Records to use.

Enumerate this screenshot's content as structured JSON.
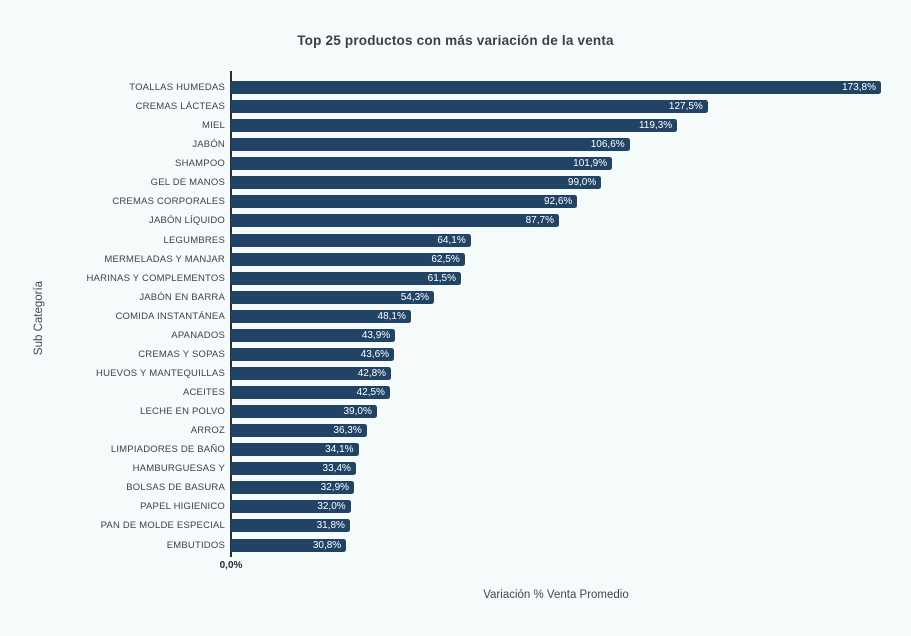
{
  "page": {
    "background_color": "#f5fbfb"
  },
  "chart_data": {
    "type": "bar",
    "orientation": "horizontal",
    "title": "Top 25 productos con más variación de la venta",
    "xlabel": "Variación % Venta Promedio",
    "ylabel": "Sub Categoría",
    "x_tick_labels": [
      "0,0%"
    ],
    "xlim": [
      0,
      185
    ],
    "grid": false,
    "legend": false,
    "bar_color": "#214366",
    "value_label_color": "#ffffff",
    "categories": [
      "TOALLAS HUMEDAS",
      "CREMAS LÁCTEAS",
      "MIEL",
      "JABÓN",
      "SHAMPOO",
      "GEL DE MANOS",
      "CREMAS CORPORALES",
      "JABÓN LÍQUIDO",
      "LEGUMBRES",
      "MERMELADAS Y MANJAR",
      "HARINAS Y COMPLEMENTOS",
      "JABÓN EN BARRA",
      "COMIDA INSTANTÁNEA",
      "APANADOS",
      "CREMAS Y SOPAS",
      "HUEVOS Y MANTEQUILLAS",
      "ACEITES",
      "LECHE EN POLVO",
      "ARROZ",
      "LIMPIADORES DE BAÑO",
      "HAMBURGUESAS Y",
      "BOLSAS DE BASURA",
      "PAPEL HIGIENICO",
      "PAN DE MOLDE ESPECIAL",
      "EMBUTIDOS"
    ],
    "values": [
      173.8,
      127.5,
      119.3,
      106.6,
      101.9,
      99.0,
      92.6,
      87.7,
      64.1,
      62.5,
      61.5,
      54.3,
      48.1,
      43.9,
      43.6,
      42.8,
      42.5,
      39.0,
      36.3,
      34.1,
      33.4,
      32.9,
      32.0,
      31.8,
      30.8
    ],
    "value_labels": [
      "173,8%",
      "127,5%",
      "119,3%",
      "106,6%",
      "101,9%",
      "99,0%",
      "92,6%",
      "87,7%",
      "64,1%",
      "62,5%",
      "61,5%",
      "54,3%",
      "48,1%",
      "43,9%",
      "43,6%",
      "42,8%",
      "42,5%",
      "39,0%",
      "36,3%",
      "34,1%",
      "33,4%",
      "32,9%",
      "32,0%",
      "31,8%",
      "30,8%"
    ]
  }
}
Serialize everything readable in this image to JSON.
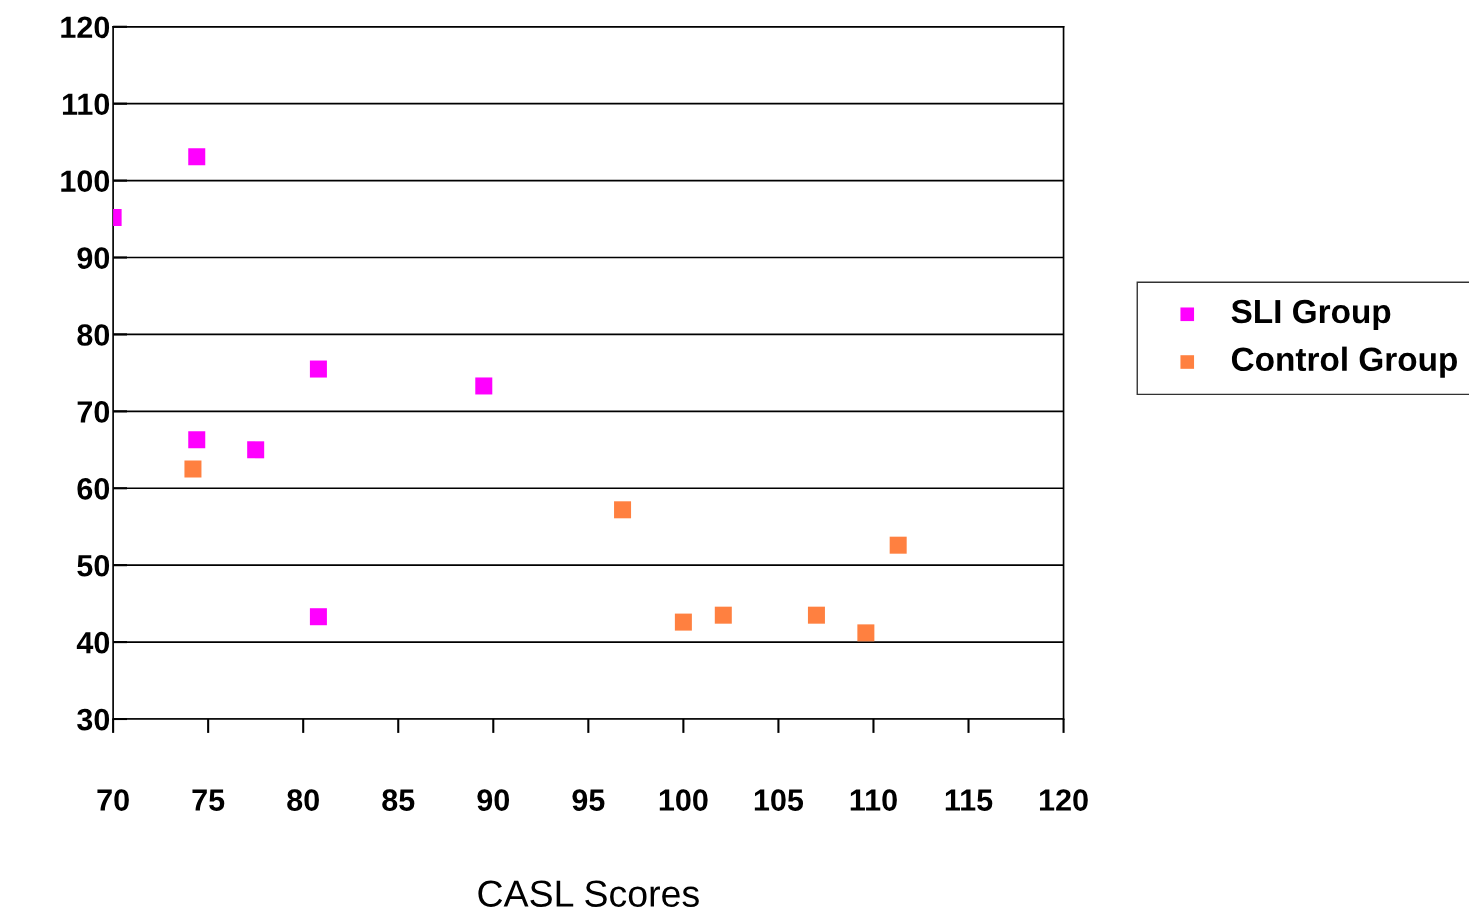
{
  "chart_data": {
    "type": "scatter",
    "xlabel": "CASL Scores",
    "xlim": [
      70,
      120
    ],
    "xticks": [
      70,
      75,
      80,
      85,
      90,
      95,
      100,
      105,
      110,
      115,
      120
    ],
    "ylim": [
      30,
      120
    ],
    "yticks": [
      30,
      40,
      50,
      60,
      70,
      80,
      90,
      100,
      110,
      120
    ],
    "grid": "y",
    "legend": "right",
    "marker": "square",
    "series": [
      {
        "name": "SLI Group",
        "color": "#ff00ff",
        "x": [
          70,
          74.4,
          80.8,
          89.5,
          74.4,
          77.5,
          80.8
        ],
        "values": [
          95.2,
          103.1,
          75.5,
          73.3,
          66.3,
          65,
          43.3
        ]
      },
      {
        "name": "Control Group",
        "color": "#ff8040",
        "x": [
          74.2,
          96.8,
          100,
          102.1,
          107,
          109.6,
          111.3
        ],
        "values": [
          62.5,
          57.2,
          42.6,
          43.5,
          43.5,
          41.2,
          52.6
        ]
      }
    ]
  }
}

Exercise prompt. Make a tally of the lines in this data that include the string "JSON", and answer with that tally alone.

Output for this task. 2